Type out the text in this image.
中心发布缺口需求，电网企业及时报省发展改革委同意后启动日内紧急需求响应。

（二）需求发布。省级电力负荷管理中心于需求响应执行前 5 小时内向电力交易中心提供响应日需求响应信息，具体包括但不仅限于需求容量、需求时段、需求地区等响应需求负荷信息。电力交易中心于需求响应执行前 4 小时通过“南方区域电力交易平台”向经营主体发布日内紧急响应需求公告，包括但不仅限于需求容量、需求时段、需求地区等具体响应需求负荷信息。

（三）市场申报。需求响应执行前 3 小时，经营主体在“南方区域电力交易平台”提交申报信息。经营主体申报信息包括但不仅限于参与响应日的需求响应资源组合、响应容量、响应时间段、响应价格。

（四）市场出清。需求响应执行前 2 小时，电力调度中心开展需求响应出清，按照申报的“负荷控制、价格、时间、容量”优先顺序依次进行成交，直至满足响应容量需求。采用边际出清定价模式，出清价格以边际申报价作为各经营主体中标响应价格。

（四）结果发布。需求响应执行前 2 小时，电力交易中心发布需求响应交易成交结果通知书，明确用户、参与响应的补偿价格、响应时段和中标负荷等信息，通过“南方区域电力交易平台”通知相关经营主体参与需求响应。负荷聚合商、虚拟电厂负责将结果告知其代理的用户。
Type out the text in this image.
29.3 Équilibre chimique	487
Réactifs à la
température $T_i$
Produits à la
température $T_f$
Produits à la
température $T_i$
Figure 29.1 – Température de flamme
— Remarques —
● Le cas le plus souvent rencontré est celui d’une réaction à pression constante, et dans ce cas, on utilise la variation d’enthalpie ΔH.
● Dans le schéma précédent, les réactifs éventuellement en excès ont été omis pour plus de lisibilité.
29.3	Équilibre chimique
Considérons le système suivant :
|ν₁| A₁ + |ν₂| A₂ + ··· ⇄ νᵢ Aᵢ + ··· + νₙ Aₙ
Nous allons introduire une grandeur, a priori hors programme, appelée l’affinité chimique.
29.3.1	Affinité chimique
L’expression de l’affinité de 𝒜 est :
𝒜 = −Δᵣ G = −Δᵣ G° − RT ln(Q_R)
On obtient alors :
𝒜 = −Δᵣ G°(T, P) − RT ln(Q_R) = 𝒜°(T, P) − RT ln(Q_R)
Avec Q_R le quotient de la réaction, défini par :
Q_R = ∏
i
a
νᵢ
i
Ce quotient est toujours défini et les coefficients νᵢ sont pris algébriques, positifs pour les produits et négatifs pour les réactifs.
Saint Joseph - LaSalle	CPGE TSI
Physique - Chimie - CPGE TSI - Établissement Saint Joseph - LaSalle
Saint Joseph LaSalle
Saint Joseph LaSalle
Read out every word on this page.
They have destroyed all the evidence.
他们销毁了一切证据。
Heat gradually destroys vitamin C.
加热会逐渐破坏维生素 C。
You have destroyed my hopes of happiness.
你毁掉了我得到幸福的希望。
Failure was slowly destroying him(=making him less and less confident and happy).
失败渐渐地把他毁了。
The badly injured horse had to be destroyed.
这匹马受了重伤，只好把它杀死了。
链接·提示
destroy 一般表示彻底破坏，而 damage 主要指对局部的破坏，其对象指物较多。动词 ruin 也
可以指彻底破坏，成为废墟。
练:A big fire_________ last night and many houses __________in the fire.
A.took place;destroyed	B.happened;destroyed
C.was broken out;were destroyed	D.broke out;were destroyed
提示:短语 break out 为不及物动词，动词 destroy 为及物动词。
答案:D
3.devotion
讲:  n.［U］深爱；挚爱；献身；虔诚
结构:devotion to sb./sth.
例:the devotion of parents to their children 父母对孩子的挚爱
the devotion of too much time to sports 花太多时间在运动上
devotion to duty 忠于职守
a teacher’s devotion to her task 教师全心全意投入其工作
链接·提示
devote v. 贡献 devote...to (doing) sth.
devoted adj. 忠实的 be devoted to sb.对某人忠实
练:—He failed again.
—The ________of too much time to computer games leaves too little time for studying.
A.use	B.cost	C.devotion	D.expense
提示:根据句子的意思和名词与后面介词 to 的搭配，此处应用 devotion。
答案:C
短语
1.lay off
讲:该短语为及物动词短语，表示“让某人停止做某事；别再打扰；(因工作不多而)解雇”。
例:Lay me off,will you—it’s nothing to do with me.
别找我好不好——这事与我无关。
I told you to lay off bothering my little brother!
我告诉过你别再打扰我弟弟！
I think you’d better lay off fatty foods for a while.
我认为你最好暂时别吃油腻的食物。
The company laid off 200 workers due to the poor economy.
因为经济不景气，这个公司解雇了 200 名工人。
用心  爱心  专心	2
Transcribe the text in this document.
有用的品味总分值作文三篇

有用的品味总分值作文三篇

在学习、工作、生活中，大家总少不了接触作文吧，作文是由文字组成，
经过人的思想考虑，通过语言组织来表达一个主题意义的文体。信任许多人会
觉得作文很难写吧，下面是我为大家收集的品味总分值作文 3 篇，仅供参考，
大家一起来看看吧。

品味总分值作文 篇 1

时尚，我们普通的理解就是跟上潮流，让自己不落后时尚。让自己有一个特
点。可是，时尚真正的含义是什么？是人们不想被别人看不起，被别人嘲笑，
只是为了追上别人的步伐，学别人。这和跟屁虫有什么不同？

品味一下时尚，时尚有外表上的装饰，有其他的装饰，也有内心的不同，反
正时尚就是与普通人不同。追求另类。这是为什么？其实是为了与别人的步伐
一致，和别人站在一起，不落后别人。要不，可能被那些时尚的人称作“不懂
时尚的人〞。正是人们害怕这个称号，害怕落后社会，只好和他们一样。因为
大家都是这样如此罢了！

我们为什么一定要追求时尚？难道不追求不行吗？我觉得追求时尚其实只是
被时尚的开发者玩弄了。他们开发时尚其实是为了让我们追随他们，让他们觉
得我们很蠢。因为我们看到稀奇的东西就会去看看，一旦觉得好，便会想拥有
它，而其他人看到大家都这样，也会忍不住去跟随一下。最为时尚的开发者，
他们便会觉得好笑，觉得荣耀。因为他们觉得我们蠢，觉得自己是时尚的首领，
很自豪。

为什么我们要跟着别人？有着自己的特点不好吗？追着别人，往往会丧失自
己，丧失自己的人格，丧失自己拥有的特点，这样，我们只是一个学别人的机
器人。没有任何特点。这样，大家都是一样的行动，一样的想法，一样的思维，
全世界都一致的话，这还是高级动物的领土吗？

● ● ● ● ● ● ●

Every record above should be copied exactly.

Type out the text in this image.
中心发布缺口需求，电网企业及时报省发展改革委同意后启动日内紧急需求响应。

（二）需求发布。省级电力负荷管理中心于需求响应执行前 5 小时内向电力交易中心提供响应日需求响应信息，具体包括但不仅限于需求容量、需求时段、需求地区等响应需求负荷信息。电力交易中心于需求响应执行前 4 小时通过“南方区域电力交易平台”向经营主体发布日内紧急响应需求公告，包括但不仅限于需求容量、需求时段、需求地区等具体响应需求负荷信息。

（三）市场申报。需求响应执行前 3 小时，经营主体在“南方区域电力交易平台”提交申报信息。经营主体申报信息包括但不仅限于参与响应日的需求响应资源组合、响应容量、响应时间段、响应价格。

（四）市场出清。需求响应执行前 2 小时，电力调度中心开展需求响应出清，按照申报的“负荷控制、价格、时间、容量”优先顺序依次进行成交，直至满足响应容量需求。采用边际出清定价模式，出清价格以边际申报价作为各经营主体中标响应价格。

（四）结果发布。需求响应执行前 2 小时，电力交易中心发布需求响应交易成交结果通知书，明确用户、参与响应的补偿价格、响应时段和中标负荷等信息，通过“南方区域电力交易平台”通知相关经营主体参与需求响应。负荷聚合商、虚拟电厂负责将结果告知其代理的用户。
Type out the text in this image.
29.3 Équilibre chimique	487
Réactifs à la
température $T_i$
Produits à la
température $T_f$
Produits à la
température $T_i$
Figure 29.1 – Température de flamme
— Remarques —
● Le cas le plus souvent rencontré est celui d’une réaction à pression constante, et dans ce cas, on utilise la variation d’enthalpie ΔH.
● Dans le schéma précédent, les réactifs éventuellement en excès ont été omis pour plus de lisibilité.
29.3	Équilibre chimique
Considérons le système suivant :
|ν₁| A₁ + |ν₂| A₂ + ··· ⇄ νᵢ Aᵢ + ··· + νₙ Aₙ
Nous allons introduire une grandeur, a priori hors programme, appelée l’affinité chimique.
29.3.1	Affinité chimique
L’expression de l’affinité de 𝒜 est :
𝒜 = −Δᵣ G = −Δᵣ G° − RT ln(Q_R)
On obtient alors :
𝒜 = −Δᵣ G°(T, P) − RT ln(Q_R) = 𝒜°(T, P) − RT ln(Q_R)
Avec Q_R le quotient de la réaction, défini par :
Q_R = ∏
i
a
νᵢ
i
Ce quotient est toujours défini et les coefficients νᵢ sont pris algébriques, positifs pour les produits et négatifs pour les réactifs.
Saint Joseph - LaSalle	CPGE TSI
Physique - Chimie - CPGE TSI - Établissement Saint Joseph - LaSalle
Saint Joseph LaSalle
Saint Joseph LaSalle
Read out every word on this page.
They have destroyed all the evidence.
他们销毁了一切证据。
Heat gradually destroys vitamin C.
加热会逐渐破坏维生素 C。
You have destroyed my hopes of happiness.
你毁掉了我得到幸福的希望。
Failure was slowly destroying him(=making him less and less confident and happy).
失败渐渐地把他毁了。
The badly injured horse had to be destroyed.
这匹马受了重伤，只好把它杀死了。
链接·提示
destroy 一般表示彻底破坏，而 damage 主要指对局部的破坏，其对象指物较多。动词 ruin 也
可以指彻底破坏，成为废墟。
练:A big fire_________ last night and many houses __________in the fire.
A.took place;destroyed	B.happened;destroyed
C.was broken out;were destroyed	D.broke out;were destroyed
提示:短语 break out 为不及物动词，动词 destroy 为及物动词。
答案:D
3.devotion
讲:  n.［U］深爱；挚爱；献身；虔诚
结构:devotion to sb./sth.
例:the devotion of parents to their children 父母对孩子的挚爱
the devotion of too much time to sports 花太多时间在运动上
devotion to duty 忠于职守
a teacher’s devotion to her task 教师全心全意投入其工作
链接·提示
devote v. 贡献 devote...to (doing) sth.
devoted adj. 忠实的 be devoted to sb.对某人忠实
练:—He failed again.
—The ________of too much time to computer games leaves too little time for studying.
A.use	B.cost	C.devotion	D.expense
提示:根据句子的意思和名词与后面介词 to 的搭配，此处应用 devotion。
答案:C
短语
1.lay off
讲:该短语为及物动词短语，表示“让某人停止做某事；别再打扰；(因工作不多而)解雇”。
例:Lay me off,will you—it’s nothing to do with me.
别找我好不好——这事与我无关。
I told you to lay off bothering my little brother!
我告诉过你别再打扰我弟弟！
I think you’d better lay off fatty foods for a while.
我认为你最好暂时别吃油腻的食物。
The company laid off 200 workers due to the poor economy.
因为经济不景气，这个公司解雇了 200 名工人。
用心  爱心  专心	2
Transcribe the text in this document.
有用的品味总分值作文三篇

有用的品味总分值作文三篇

在学习、工作、生活中，大家总少不了接触作文吧，作文是由文字组成，
经过人的思想考虑，通过语言组织来表达一个主题意义的文体。信任许多人会
觉得作文很难写吧，下面是我为大家收集的品味总分值作文 3 篇，仅供参考，
大家一起来看看吧。

品味总分值作文 篇 1

时尚，我们普通的理解就是跟上潮流，让自己不落后时尚。让自己有一个特
点。可是，时尚真正的含义是什么？是人们不想被别人看不起，被别人嘲笑，
只是为了追上别人的步伐，学别人。这和跟屁虫有什么不同？

品味一下时尚，时尚有外表上的装饰，有其他的装饰，也有内心的不同，反
正时尚就是与普通人不同。追求另类。这是为什么？其实是为了与别人的步伐
一致，和别人站在一起，不落后别人。要不，可能被那些时尚的人称作“不懂
时尚的人〞。正是人们害怕这个称号，害怕落后社会，只好和他们一样。因为
大家都是这样如此罢了！

我们为什么一定要追求时尚？难道不追求不行吗？我觉得追求时尚其实只是
被时尚的开发者玩弄了。他们开发时尚其实是为了让我们追随他们，让他们觉
得我们很蠢。因为我们看到稀奇的东西就会去看看，一旦觉得好，便会想拥有
它，而其他人看到大家都这样，也会忍不住去跟随一下。最为时尚的开发者，
他们便会觉得好笑，觉得荣耀。因为他们觉得我们蠢，觉得自己是时尚的首领，
很自豪。

为什么我们要跟着别人？有着自己的特点不好吗？追着别人，往往会丧失自
己，丧失自己的人格，丧失自己拥有的特点，这样，我们只是一个学别人的机
器人。没有任何特点。这样，大家都是一样的行动，一样的想法，一样的思维，
全世界都一致的话，这还是高级动物的领土吗？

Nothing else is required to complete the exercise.